Could you echo every line of the records below without changing a single character?

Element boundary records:

┌────────

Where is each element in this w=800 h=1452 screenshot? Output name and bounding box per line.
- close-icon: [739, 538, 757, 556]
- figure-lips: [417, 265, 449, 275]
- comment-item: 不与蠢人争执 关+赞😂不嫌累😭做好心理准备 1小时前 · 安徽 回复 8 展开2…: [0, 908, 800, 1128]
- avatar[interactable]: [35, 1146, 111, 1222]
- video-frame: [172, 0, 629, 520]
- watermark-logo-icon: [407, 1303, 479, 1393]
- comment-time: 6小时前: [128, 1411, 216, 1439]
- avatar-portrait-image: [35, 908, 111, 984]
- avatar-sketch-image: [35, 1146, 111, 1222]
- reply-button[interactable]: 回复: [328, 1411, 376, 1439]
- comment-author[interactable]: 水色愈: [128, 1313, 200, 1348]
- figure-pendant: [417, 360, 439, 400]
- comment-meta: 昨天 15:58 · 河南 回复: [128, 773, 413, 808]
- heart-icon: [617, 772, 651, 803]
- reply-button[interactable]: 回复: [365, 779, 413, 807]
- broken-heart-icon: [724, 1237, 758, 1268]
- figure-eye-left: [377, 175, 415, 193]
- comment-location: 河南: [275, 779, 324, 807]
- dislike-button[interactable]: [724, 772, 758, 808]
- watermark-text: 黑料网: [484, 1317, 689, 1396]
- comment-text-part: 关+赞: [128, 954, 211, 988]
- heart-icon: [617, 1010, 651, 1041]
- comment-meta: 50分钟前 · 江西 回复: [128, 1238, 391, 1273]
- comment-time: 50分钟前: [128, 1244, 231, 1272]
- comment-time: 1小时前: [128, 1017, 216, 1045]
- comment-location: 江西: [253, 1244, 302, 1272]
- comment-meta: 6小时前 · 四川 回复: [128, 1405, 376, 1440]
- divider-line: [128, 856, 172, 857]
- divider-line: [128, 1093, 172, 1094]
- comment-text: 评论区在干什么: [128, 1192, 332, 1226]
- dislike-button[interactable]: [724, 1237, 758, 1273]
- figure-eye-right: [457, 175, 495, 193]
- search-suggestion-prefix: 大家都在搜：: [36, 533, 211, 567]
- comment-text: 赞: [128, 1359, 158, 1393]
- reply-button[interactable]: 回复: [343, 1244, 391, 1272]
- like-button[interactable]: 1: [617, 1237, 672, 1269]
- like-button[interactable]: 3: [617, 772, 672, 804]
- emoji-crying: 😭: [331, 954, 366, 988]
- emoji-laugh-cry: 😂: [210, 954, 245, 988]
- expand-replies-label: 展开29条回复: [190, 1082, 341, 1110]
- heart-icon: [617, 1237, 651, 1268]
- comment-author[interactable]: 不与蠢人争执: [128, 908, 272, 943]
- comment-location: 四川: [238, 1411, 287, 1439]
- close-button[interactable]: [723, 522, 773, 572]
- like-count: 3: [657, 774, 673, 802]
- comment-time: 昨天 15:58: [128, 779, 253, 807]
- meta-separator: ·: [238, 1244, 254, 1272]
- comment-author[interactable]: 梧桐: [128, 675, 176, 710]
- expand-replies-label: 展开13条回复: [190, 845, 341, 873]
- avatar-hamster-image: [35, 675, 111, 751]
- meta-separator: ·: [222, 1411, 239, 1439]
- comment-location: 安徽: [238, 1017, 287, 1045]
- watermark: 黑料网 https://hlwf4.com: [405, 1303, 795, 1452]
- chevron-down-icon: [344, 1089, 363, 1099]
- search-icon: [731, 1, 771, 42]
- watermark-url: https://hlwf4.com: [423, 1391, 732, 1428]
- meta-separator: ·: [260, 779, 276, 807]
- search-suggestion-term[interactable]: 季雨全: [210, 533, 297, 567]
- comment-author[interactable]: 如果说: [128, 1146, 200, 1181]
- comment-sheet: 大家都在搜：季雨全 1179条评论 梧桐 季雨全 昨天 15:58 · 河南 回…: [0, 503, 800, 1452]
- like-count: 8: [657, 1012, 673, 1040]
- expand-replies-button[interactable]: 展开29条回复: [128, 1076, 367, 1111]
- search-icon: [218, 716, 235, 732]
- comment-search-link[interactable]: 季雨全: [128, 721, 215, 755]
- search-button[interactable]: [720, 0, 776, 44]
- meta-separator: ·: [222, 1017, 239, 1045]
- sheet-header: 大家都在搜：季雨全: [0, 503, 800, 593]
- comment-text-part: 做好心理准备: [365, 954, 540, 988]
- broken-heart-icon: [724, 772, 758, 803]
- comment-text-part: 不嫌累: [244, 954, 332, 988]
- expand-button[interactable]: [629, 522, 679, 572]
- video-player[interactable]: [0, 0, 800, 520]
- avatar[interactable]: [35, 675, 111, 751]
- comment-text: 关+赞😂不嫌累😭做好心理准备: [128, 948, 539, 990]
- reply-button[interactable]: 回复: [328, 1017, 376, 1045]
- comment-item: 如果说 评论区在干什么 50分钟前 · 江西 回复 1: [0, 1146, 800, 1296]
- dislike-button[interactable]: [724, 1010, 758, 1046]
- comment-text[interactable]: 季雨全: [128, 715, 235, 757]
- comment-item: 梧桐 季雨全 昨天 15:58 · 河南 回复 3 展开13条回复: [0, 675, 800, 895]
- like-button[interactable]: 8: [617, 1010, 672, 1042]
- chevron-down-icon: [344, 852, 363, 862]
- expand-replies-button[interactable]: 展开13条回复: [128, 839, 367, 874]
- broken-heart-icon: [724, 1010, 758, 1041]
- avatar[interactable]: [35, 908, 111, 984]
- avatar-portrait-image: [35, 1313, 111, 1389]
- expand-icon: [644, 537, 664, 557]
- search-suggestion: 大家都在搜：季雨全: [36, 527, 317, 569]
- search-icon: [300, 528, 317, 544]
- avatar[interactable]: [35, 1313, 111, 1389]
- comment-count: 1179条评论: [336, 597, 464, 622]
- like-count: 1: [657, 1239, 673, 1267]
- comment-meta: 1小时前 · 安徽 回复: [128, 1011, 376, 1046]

└────────

Result for this task:
Where is each element in this w=800 h=1452 screenshot? Output name and bounding box per line.
- close-icon: [739, 538, 757, 556]
- figure-lips: [417, 265, 449, 275]
- comment-item: 不与蠢人争执 关+赞😂不嫌累😭做好心理准备 1小时前 · 安徽 回复 8 展开2…: [0, 908, 800, 1128]
- avatar[interactable]: [35, 1146, 111, 1222]
- video-frame: [172, 0, 629, 520]
- watermark-logo-icon: [407, 1303, 479, 1393]
- comment-time: 6小时前: [128, 1411, 216, 1439]
- avatar-portrait-image: [35, 908, 111, 984]
- avatar-sketch-image: [35, 1146, 111, 1222]
- reply-button[interactable]: 回复: [328, 1411, 376, 1439]
- comment-author[interactable]: 水色愈: [128, 1313, 200, 1348]
- figure-pendant: [417, 360, 439, 400]
- comment-meta: 昨天 15:58 · 河南 回复: [128, 773, 413, 808]
- heart-icon: [617, 772, 651, 803]
- reply-button[interactable]: 回复: [365, 779, 413, 807]
- broken-heart-icon: [724, 1237, 758, 1268]
- figure-eye-left: [377, 175, 415, 193]
- comment-location: 河南: [275, 779, 324, 807]
- dislike-button[interactable]: [724, 772, 758, 808]
- watermark-text: 黑料网: [484, 1317, 689, 1396]
- comment-text-part: 关+赞: [128, 954, 211, 988]
- heart-icon: [617, 1010, 651, 1041]
- comment-meta: 50分钟前 · 江西 回复: [128, 1238, 391, 1273]
- comment-time: 50分钟前: [128, 1244, 231, 1272]
- comment-time: 1小时前: [128, 1017, 216, 1045]
- comment-location: 江西: [253, 1244, 302, 1272]
- comment-meta: 6小时前 · 四川 回复: [128, 1405, 376, 1440]
- divider-line: [128, 856, 172, 857]
- divider-line: [128, 1093, 172, 1094]
- comment-text: 评论区在干什么: [128, 1192, 332, 1226]
- dislike-button[interactable]: [724, 1237, 758, 1273]
- figure-eye-right: [457, 175, 495, 193]
- search-suggestion-prefix: 大家都在搜：: [36, 533, 211, 567]
- comment-text: 赞: [128, 1359, 158, 1393]
- reply-button[interactable]: 回复: [343, 1244, 391, 1272]
- like-button[interactable]: 1: [617, 1237, 672, 1269]
- like-button[interactable]: 3: [617, 772, 672, 804]
- emoji-crying: 😭: [331, 954, 366, 988]
- emoji-laugh-cry: 😂: [210, 954, 245, 988]
- expand-replies-label: 展开29条回复: [190, 1082, 341, 1110]
- heart-icon: [617, 1237, 651, 1268]
- comment-author[interactable]: 不与蠢人争执: [128, 908, 272, 943]
- comment-location: 四川: [238, 1411, 287, 1439]
- close-button[interactable]: [723, 522, 773, 572]
- like-count: 3: [657, 774, 673, 802]
- comment-time: 昨天 15:58: [128, 779, 253, 807]
- meta-separator: ·: [238, 1244, 254, 1272]
- comment-author[interactable]: 梧桐: [128, 675, 176, 710]
- expand-replies-label: 展开13条回复: [190, 845, 341, 873]
- avatar-hamster-image: [35, 675, 111, 751]
- meta-separator: ·: [222, 1411, 239, 1439]
- comment-location: 安徽: [238, 1017, 287, 1045]
- watermark: 黑料网 https://hlwf4.com: [405, 1303, 795, 1452]
- chevron-down-icon: [344, 1089, 363, 1099]
- search-icon: [731, 1, 771, 42]
- watermark-url: https://hlwf4.com: [423, 1391, 732, 1428]
- meta-separator: ·: [260, 779, 276, 807]
- search-suggestion-term[interactable]: 季雨全: [210, 533, 297, 567]
- comment-author[interactable]: 如果说: [128, 1146, 200, 1181]
- comment-sheet: 大家都在搜：季雨全 1179条评论 梧桐 季雨全 昨天 15:58 · 河南 回…: [0, 503, 800, 1452]
- like-count: 8: [657, 1012, 673, 1040]
- expand-replies-button[interactable]: 展开29条回复: [128, 1076, 367, 1111]
- search-icon: [218, 716, 235, 732]
- comment-search-link[interactable]: 季雨全: [128, 721, 215, 755]
- search-button[interactable]: [720, 0, 776, 44]
- meta-separator: ·: [222, 1017, 239, 1045]
- sheet-header: 大家都在搜：季雨全: [0, 503, 800, 593]
- comment-text-part: 做好心理准备: [365, 954, 540, 988]
- broken-heart-icon: [724, 772, 758, 803]
- comment-text-part: 不嫌累: [244, 954, 332, 988]
- expand-button[interactable]: [629, 522, 679, 572]
- video-player[interactable]: [0, 0, 800, 520]
- avatar[interactable]: [35, 675, 111, 751]
- comment-text: 关+赞😂不嫌累😭做好心理准备: [128, 948, 539, 990]
- reply-button[interactable]: 回复: [328, 1017, 376, 1045]
- comment-item: 如果说 评论区在干什么 50分钟前 · 江西 回复 1: [0, 1146, 800, 1296]
- dislike-button[interactable]: [724, 1010, 758, 1046]
- comment-text[interactable]: 季雨全: [128, 715, 235, 757]
- comment-item: 梧桐 季雨全 昨天 15:58 · 河南 回复 3 展开13条回复: [0, 675, 800, 895]
- like-button[interactable]: 8: [617, 1010, 672, 1042]
- chevron-down-icon: [344, 852, 363, 862]
- expand-replies-button[interactable]: 展开13条回复: [128, 839, 367, 874]
- broken-heart-icon: [724, 1010, 758, 1041]
- avatar[interactable]: [35, 908, 111, 984]
- avatar-portrait-image: [35, 1313, 111, 1389]
- expand-icon: [644, 537, 664, 557]
- search-suggestion: 大家都在搜：季雨全: [36, 527, 317, 569]
- search-icon: [300, 528, 317, 544]
- avatar[interactable]: [35, 1313, 111, 1389]
- comment-count: 1179条评论: [336, 597, 464, 622]
- like-count: 1: [657, 1239, 673, 1267]
- comment-meta: 1小时前 · 安徽 回复: [128, 1011, 376, 1046]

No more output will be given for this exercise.